▶ Task prompt
Reproduce each line that includes the word "Volume".

▶ Data records
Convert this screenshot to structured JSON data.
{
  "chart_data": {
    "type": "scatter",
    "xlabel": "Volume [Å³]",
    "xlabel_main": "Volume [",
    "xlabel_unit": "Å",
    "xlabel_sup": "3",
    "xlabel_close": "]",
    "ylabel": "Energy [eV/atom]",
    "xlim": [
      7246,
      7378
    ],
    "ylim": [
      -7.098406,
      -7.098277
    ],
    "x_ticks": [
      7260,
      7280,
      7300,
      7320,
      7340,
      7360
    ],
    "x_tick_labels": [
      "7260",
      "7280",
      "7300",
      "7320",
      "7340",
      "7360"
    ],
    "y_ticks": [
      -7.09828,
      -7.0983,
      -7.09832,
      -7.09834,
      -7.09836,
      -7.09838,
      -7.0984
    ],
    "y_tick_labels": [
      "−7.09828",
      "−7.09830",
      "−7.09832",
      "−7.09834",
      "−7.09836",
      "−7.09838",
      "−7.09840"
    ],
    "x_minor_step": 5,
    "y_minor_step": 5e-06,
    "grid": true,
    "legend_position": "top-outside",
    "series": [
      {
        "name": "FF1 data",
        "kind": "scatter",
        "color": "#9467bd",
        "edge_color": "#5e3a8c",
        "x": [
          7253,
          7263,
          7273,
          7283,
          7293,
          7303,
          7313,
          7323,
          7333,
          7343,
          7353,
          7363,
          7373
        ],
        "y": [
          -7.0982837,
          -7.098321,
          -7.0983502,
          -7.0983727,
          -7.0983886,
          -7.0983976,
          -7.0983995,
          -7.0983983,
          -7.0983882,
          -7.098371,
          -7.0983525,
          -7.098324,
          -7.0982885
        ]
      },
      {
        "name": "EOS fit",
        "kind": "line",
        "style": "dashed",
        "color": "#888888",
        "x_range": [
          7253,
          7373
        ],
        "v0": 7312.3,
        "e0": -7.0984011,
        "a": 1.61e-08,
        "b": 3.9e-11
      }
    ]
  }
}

▶ Answer to this exercise
    "xlabel": "Volume [Å³]",
    "xlabel_main": "Volume [",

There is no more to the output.